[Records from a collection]
────
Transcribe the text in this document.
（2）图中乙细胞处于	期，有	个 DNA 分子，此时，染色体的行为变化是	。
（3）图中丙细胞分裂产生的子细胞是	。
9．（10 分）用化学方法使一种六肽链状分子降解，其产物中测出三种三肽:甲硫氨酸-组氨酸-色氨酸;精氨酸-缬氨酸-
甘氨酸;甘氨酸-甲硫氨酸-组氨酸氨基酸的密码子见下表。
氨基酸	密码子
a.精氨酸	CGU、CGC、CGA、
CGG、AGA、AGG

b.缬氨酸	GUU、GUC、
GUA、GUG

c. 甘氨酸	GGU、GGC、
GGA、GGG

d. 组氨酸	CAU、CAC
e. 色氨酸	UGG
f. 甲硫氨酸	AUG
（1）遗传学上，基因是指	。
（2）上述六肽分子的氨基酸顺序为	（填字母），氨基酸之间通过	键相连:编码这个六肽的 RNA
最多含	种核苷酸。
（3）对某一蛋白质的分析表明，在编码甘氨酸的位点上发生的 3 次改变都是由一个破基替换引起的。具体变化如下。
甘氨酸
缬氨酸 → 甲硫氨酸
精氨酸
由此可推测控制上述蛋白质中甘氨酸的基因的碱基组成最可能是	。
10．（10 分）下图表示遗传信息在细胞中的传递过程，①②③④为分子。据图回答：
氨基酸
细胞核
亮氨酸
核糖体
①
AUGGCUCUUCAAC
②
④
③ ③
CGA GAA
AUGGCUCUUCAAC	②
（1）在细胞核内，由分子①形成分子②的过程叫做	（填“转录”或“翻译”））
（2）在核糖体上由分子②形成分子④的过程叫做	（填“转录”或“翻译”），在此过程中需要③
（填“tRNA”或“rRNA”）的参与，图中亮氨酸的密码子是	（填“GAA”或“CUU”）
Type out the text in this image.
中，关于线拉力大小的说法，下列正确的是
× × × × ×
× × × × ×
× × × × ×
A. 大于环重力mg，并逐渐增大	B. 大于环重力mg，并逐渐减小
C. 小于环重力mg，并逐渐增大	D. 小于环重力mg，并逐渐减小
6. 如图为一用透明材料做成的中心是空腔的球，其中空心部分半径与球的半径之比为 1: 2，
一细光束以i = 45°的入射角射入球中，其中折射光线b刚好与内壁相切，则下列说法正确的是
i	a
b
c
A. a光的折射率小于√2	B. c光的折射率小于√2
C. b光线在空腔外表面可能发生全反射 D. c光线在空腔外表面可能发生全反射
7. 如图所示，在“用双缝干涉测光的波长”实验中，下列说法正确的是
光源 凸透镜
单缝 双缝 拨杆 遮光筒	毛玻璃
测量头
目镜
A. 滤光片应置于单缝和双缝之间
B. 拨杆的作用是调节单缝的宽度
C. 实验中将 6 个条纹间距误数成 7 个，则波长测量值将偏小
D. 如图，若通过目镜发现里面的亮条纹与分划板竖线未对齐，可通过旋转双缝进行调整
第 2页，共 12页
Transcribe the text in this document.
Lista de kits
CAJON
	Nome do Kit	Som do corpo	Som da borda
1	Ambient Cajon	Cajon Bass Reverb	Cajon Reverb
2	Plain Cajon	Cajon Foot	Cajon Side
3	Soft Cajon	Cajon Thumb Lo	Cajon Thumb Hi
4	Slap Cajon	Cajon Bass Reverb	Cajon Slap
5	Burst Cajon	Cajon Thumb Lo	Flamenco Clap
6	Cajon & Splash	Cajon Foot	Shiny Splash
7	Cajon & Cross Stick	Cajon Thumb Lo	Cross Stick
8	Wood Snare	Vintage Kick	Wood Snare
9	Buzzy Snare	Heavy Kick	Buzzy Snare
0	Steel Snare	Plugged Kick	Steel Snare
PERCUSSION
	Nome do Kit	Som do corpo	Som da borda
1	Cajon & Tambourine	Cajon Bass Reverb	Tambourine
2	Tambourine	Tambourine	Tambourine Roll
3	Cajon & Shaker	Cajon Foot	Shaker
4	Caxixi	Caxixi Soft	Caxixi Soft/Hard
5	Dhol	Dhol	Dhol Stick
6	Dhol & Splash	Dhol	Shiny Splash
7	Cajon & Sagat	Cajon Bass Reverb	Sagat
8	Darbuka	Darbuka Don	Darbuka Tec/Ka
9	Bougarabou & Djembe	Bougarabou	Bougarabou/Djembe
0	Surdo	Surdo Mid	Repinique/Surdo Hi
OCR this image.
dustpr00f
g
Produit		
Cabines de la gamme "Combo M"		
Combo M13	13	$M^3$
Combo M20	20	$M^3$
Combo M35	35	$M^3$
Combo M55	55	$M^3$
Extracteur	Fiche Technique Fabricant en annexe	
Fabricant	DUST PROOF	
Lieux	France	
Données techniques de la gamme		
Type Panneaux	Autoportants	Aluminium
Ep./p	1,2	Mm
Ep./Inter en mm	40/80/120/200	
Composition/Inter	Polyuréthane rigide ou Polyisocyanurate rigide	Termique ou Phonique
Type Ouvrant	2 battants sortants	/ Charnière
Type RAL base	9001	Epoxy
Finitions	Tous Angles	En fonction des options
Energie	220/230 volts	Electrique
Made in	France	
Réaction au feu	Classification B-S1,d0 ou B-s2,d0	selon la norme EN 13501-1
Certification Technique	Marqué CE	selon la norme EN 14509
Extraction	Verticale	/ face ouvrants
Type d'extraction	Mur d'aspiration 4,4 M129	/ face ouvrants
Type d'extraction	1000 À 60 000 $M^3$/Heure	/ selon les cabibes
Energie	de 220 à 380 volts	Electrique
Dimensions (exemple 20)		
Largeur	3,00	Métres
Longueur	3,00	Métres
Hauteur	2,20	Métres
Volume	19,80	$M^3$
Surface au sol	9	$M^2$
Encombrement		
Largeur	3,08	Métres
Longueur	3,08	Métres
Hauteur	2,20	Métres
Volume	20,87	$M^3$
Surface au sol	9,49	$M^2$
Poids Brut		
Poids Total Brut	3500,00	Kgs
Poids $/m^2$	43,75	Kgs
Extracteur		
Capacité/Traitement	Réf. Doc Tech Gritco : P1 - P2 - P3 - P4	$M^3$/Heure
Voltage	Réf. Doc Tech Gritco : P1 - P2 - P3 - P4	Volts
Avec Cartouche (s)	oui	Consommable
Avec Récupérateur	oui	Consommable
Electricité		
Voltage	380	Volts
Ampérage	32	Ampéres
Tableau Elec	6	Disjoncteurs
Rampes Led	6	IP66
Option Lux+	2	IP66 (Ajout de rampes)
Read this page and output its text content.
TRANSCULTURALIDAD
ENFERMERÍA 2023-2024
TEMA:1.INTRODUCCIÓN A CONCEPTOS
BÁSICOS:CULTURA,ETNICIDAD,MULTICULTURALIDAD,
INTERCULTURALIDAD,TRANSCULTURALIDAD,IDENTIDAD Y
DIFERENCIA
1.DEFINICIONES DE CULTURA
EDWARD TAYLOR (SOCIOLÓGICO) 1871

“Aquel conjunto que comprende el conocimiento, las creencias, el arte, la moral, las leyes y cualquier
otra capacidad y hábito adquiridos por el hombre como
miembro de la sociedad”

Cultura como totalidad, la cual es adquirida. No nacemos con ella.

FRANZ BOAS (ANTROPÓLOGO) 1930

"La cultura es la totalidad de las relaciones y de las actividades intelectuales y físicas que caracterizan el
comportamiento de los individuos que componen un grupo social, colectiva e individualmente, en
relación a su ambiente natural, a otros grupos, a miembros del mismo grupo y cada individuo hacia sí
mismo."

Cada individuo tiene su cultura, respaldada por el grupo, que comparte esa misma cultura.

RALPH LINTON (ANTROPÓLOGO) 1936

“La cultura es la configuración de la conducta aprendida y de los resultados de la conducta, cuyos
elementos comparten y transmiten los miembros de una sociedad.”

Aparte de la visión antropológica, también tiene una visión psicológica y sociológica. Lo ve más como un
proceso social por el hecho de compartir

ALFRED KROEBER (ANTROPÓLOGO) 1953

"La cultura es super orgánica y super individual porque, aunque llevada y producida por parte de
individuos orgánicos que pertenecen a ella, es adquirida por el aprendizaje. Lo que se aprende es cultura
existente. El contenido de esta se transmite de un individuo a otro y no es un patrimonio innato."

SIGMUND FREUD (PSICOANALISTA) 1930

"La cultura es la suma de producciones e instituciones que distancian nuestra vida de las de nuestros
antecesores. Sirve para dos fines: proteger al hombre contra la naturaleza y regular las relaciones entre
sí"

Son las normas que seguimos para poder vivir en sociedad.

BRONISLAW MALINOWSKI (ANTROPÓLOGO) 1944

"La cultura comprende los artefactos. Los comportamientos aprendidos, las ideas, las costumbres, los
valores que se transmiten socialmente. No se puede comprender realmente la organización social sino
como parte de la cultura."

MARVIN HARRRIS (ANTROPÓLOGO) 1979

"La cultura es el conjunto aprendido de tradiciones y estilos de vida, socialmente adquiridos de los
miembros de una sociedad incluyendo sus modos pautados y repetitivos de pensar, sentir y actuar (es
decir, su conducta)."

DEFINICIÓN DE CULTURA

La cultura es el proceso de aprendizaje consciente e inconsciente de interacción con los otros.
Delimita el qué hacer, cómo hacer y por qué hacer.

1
────
Using the records given above, list every line that includes the word "Métres".

**Right answer:**
Largeur	3,00	Métres
Longueur	3,00	Métres
Hauteur	2,20	Métres
Largeur	3,08	Métres
Longueur	3,08	Métres
Hauteur	2,20	Métres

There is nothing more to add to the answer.